# TASK OBJECTIVE:
Output every record word for word.
====== ITEMS
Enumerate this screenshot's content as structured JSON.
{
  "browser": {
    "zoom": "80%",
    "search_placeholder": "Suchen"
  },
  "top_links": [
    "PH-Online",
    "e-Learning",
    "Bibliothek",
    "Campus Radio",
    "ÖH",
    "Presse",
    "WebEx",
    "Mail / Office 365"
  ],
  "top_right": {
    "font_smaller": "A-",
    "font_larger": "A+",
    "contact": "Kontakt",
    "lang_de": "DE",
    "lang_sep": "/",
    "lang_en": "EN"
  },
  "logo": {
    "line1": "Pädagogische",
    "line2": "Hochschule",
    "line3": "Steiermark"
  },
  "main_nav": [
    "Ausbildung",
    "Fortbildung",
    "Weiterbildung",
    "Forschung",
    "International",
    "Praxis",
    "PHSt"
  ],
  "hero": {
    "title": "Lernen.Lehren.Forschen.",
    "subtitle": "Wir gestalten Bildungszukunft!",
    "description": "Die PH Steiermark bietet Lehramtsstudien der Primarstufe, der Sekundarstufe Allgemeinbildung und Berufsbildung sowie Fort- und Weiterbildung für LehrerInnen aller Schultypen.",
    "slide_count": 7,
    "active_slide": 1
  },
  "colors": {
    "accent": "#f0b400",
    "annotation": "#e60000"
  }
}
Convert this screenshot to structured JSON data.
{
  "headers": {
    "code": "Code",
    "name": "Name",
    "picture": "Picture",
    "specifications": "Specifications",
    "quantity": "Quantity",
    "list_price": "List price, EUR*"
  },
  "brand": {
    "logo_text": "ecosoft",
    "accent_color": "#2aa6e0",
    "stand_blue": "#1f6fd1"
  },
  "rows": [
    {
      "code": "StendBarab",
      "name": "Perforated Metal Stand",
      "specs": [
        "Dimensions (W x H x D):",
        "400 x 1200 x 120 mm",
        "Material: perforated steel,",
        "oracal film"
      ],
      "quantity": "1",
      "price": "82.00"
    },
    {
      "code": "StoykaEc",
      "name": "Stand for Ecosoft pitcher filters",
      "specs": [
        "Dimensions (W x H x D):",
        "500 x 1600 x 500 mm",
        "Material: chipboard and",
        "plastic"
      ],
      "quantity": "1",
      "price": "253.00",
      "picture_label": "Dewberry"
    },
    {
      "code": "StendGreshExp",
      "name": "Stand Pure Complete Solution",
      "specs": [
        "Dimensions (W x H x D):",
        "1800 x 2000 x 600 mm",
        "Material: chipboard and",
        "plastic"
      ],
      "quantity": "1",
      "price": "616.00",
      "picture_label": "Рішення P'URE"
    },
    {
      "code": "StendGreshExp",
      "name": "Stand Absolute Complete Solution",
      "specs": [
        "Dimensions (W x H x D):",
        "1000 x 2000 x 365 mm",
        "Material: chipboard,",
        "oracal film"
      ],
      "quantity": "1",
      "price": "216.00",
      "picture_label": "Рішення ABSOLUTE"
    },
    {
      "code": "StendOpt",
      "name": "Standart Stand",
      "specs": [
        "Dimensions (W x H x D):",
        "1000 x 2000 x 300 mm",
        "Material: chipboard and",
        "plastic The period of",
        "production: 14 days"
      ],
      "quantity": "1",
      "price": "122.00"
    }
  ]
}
============
# RESPONSE BELOW:
Enumerate this screenshot's content as structured JSON.
{
  "browser": {
    "zoom": "80%",
    "search_placeholder": "Suchen"
  },
  "top_links": [
    "PH-Online",
    "e-Learning",
    "Bibliothek",
    "Campus Radio",
    "ÖH",
    "Presse",
    "WebEx",
    "Mail / Office 365"
  ],
  "top_right": {
    "font_smaller": "A-",
    "font_larger": "A+",
    "contact": "Kontakt",
    "lang_de": "DE",
    "lang_sep": "/",
    "lang_en": "EN"
  },
  "logo": {
    "line1": "Pädagogische",
    "line2": "Hochschule",
    "line3": "Steiermark"
  },
  "main_nav": [
    "Ausbildung",
    "Fortbildung",
    "Weiterbildung",
    "Forschung",
    "International",
    "Praxis",
    "PHSt"
  ],
  "hero": {
    "title": "Lernen.Lehren.Forschen.",
    "subtitle": "Wir gestalten Bildungszukunft!",
    "description": "Die PH Steiermark bietet Lehramtsstudien der Primarstufe, der Sekundarstufe Allgemeinbildung und Berufsbildung sowie Fort- und Weiterbildung für LehrerInnen aller Schultypen.",
    "slide_count": 7,
    "active_slide": 1
  },
  "colors": {
    "accent": "#f0b400",
    "annotation": "#e60000"
  }
}
Convert this screenshot to structured JSON data.
{
  "headers": {
    "code": "Code",
    "name": "Name",
    "picture": "Picture",
    "specifications": "Specifications",
    "quantity": "Quantity",
    "list_price": "List price, EUR*"
  },
  "brand": {
    "logo_text": "ecosoft",
    "accent_color": "#2aa6e0",
    "stand_blue": "#1f6fd1"
  },
  "rows": [
    {
      "code": "StendBarab",
      "name": "Perforated Metal Stand",
      "specs": [
        "Dimensions (W x H x D):",
        "400 x 1200 x 120 mm",
        "Material: perforated steel,",
        "oracal film"
      ],
      "quantity": "1",
      "price": "82.00"
    },
    {
      "code": "StoykaEc",
      "name": "Stand for Ecosoft pitcher filters",
      "specs": [
        "Dimensions (W x H x D):",
        "500 x 1600 x 500 mm",
        "Material: chipboard and",
        "plastic"
      ],
      "quantity": "1",
      "price": "253.00",
      "picture_label": "Dewberry"
    },
    {
      "code": "StendGreshExp",
      "name": "Stand Pure Complete Solution",
      "specs": [
        "Dimensions (W x H x D):",
        "1800 x 2000 x 600 mm",
        "Material: chipboard and",
        "plastic"
      ],
      "quantity": "1",
      "price": "616.00",
      "picture_label": "Рішення P'URE"
    },
    {
      "code": "StendGreshExp",
      "name": "Stand Absolute Complete Solution",
      "specs": [
        "Dimensions (W x H x D):",
        "1000 x 2000 x 365 mm",
        "Material: chipboard,",
        "oracal film"
      ],
      "quantity": "1",
      "price": "216.00",
      "picture_label": "Рішення ABSOLUTE"
    },
    {
      "code": "StendOpt",
      "name": "Standart Stand",
      "specs": [
        "Dimensions (W x H x D):",
        "1000 x 2000 x 300 mm",
        "Material: chipboard and",
        "plastic The period of",
        "production: 14 days"
      ],
      "quantity": "1",
      "price": "122.00"
    }
  ]
}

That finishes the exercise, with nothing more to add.